Exercise materials:
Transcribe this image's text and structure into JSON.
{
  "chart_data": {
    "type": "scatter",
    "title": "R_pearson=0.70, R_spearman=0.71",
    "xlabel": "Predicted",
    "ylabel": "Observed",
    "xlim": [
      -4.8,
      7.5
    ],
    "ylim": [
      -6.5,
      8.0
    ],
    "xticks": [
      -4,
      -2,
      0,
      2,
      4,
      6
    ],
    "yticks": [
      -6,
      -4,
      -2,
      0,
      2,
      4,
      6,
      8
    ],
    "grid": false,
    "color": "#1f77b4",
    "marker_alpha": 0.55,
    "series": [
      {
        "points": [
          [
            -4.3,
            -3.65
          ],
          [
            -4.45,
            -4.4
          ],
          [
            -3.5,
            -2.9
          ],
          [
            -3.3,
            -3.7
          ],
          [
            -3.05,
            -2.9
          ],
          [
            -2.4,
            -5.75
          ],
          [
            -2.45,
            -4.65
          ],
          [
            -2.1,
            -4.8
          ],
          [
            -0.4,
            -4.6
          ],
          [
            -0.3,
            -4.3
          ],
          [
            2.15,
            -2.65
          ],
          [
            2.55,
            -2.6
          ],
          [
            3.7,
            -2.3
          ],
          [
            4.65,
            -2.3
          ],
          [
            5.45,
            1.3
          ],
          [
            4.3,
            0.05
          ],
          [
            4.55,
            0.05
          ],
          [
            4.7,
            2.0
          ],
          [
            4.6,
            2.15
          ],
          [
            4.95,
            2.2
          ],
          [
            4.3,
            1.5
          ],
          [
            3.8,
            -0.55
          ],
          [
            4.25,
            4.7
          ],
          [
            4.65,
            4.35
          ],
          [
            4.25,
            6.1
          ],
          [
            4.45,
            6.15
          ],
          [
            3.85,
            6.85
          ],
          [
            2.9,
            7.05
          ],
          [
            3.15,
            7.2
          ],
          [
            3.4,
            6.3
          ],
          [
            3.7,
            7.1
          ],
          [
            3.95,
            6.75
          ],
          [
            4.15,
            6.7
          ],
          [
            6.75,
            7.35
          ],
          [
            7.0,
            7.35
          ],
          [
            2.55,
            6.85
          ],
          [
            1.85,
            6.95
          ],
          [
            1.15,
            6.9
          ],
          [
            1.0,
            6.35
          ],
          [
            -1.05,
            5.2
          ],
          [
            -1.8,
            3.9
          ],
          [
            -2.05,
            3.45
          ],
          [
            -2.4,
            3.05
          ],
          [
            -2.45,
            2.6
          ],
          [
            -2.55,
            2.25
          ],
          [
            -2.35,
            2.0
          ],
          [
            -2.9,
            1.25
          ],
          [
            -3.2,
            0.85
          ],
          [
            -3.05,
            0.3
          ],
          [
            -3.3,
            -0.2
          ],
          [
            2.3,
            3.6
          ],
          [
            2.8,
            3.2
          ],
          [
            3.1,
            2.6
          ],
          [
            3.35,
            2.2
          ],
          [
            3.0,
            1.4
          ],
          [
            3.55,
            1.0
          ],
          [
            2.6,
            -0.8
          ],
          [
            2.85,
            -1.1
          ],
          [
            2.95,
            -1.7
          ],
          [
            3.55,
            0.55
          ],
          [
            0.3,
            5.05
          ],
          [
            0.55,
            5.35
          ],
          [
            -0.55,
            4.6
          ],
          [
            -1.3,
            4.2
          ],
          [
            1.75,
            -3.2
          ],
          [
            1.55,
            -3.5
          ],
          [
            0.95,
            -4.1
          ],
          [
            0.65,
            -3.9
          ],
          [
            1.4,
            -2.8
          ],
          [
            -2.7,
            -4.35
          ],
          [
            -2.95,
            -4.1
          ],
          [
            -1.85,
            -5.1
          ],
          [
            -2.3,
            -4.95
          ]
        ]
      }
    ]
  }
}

Task description: Write an exact transcription of every entry above.

Solution to this task:
Transcribe this image's text and structure into JSON.
{
  "chart_data": {
    "type": "scatter",
    "title": "R_pearson=0.70, R_spearman=0.71",
    "xlabel": "Predicted",
    "ylabel": "Observed",
    "xlim": [
      -4.8,
      7.5
    ],
    "ylim": [
      -6.5,
      8.0
    ],
    "xticks": [
      -4,
      -2,
      0,
      2,
      4,
      6
    ],
    "yticks": [
      -6,
      -4,
      -2,
      0,
      2,
      4,
      6,
      8
    ],
    "grid": false,
    "color": "#1f77b4",
    "marker_alpha": 0.55,
    "series": [
      {
        "points": [
          [
            -4.3,
            -3.65
          ],
          [
            -4.45,
            -4.4
          ],
          [
            -3.5,
            -2.9
          ],
          [
            -3.3,
            -3.7
          ],
          [
            -3.05,
            -2.9
          ],
          [
            -2.4,
            -5.75
          ],
          [
            -2.45,
            -4.65
          ],
          [
            -2.1,
            -4.8
          ],
          [
            -0.4,
            -4.6
          ],
          [
            -0.3,
            -4.3
          ],
          [
            2.15,
            -2.65
          ],
          [
            2.55,
            -2.6
          ],
          [
            3.7,
            -2.3
          ],
          [
            4.65,
            -2.3
          ],
          [
            5.45,
            1.3
          ],
          [
            4.3,
            0.05
          ],
          [
            4.55,
            0.05
          ],
          [
            4.7,
            2.0
          ],
          [
            4.6,
            2.15
          ],
          [
            4.95,
            2.2
          ],
          [
            4.3,
            1.5
          ],
          [
            3.8,
            -0.55
          ],
          [
            4.25,
            4.7
          ],
          [
            4.65,
            4.35
          ],
          [
            4.25,
            6.1
          ],
          [
            4.45,
            6.15
          ],
          [
            3.85,
            6.85
          ],
          [
            2.9,
            7.05
          ],
          [
            3.15,
            7.2
          ],
          [
            3.4,
            6.3
          ],
          [
            3.7,
            7.1
          ],
          [
            3.95,
            6.75
          ],
          [
            4.15,
            6.7
          ],
          [
            6.75,
            7.35
          ],
          [
            7.0,
            7.35
          ],
          [
            2.55,
            6.85
          ],
          [
            1.85,
            6.95
          ],
          [
            1.15,
            6.9
          ],
          [
            1.0,
            6.35
          ],
          [
            -1.05,
            5.2
          ],
          [
            -1.8,
            3.9
          ],
          [
            -2.05,
            3.45
          ],
          [
            -2.4,
            3.05
          ],
          [
            -2.45,
            2.6
          ],
          [
            -2.55,
            2.25
          ],
          [
            -2.35,
            2.0
          ],
          [
            -2.9,
            1.25
          ],
          [
            -3.2,
            0.85
          ],
          [
            -3.05,
            0.3
          ],
          [
            -3.3,
            -0.2
          ],
          [
            2.3,
            3.6
          ],
          [
            2.8,
            3.2
          ],
          [
            3.1,
            2.6
          ],
          [
            3.35,
            2.2
          ],
          [
            3.0,
            1.4
          ],
          [
            3.55,
            1.0
          ],
          [
            2.6,
            -0.8
          ],
          [
            2.85,
            -1.1
          ],
          [
            2.95,
            -1.7
          ],
          [
            3.55,
            0.55
          ],
          [
            0.3,
            5.05
          ],
          [
            0.55,
            5.35
          ],
          [
            -0.55,
            4.6
          ],
          [
            -1.3,
            4.2
          ],
          [
            1.75,
            -3.2
          ],
          [
            1.55,
            -3.5
          ],
          [
            0.95,
            -4.1
          ],
          [
            0.65,
            -3.9
          ],
          [
            1.4,
            -2.8
          ],
          [
            -2.7,
            -4.35
          ],
          [
            -2.95,
            -4.1
          ],
          [
            -1.85,
            -5.1
          ],
          [
            -2.3,
            -4.95
          ]
        ]
      }
    ]
  }
}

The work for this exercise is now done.